* TASK GOAL
List each line of the data that holds the string "기준으로", please.

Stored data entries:

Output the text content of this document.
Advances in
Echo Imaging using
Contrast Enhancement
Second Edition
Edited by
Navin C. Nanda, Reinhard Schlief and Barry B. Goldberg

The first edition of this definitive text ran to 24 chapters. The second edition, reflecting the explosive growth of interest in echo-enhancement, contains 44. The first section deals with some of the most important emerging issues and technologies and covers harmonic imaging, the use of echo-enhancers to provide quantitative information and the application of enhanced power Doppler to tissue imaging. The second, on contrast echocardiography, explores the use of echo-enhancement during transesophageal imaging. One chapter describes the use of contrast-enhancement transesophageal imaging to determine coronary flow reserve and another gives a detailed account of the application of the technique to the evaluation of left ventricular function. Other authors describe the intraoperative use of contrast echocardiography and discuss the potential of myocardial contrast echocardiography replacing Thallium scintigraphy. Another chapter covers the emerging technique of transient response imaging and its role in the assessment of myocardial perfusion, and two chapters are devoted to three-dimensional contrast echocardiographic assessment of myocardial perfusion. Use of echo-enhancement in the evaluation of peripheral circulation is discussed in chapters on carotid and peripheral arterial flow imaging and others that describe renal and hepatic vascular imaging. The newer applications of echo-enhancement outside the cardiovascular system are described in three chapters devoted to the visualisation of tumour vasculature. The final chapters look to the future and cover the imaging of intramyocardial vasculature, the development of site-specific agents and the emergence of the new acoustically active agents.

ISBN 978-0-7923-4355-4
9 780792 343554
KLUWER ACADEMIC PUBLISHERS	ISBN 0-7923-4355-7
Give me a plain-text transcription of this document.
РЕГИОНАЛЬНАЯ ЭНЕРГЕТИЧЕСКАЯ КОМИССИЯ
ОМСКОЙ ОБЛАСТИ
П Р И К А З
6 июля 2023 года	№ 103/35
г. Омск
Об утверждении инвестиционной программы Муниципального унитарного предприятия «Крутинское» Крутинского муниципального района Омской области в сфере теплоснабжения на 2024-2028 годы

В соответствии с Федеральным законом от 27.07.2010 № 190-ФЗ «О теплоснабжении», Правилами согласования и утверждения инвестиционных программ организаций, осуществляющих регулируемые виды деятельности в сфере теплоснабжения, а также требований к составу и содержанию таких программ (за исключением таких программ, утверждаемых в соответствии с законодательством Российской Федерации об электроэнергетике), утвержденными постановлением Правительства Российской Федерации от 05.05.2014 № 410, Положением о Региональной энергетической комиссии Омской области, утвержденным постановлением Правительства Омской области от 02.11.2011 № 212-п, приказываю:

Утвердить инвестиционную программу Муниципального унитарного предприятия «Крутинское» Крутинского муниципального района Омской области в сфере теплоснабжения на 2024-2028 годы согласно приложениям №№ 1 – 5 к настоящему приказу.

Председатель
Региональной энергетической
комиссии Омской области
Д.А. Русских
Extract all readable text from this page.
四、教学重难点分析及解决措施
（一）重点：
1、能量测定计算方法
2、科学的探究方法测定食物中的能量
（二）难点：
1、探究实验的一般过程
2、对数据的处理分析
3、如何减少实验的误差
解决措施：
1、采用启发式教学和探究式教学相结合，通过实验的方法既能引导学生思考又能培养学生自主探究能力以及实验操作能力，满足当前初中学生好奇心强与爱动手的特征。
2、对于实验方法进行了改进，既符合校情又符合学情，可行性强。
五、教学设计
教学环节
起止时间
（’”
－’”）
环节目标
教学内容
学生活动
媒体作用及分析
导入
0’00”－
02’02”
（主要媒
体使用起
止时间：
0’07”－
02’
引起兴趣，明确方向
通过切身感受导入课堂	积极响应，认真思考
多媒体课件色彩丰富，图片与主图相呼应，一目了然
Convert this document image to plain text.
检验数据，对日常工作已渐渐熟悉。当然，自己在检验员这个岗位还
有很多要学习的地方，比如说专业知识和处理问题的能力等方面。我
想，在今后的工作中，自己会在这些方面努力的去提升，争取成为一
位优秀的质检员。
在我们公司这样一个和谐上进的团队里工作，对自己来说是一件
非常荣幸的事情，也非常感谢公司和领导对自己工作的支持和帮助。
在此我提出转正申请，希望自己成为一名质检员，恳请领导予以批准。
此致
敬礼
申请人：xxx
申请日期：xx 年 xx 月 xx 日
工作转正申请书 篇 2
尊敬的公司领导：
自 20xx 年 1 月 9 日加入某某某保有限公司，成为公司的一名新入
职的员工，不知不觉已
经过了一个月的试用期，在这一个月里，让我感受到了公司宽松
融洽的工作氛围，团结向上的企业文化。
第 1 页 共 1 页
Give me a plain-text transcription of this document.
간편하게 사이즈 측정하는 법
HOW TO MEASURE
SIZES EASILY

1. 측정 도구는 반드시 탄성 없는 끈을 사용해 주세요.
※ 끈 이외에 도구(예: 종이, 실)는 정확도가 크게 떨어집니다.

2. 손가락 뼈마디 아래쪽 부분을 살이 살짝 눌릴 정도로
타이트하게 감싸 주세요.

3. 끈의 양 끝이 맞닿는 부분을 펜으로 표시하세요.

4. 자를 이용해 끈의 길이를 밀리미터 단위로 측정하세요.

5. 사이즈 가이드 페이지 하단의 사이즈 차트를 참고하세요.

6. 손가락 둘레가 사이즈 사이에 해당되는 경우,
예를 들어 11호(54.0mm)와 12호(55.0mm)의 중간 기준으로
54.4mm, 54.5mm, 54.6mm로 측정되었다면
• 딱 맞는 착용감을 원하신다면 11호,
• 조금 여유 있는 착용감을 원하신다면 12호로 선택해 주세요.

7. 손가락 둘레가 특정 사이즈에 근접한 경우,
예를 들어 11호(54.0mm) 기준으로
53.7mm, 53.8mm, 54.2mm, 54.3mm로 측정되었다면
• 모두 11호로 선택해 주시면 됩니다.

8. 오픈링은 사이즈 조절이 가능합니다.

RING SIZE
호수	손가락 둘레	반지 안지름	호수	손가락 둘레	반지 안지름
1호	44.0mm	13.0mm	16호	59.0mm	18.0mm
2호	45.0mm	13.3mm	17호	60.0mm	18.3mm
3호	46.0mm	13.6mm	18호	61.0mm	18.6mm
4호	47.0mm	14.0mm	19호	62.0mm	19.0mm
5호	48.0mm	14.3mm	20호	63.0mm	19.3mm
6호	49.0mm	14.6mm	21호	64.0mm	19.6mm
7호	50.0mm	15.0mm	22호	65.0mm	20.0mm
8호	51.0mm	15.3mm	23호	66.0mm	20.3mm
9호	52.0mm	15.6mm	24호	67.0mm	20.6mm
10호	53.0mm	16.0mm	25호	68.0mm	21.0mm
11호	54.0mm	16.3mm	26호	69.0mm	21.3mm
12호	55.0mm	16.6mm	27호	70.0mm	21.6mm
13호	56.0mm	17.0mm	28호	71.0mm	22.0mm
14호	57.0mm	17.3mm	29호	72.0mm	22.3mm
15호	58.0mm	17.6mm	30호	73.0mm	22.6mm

* RIGHT ANSWER
예를 들어 11호(54.0mm)와 12호(55.0mm)의 중간 기준으로
예를 들어 11호(54.0mm) 기준으로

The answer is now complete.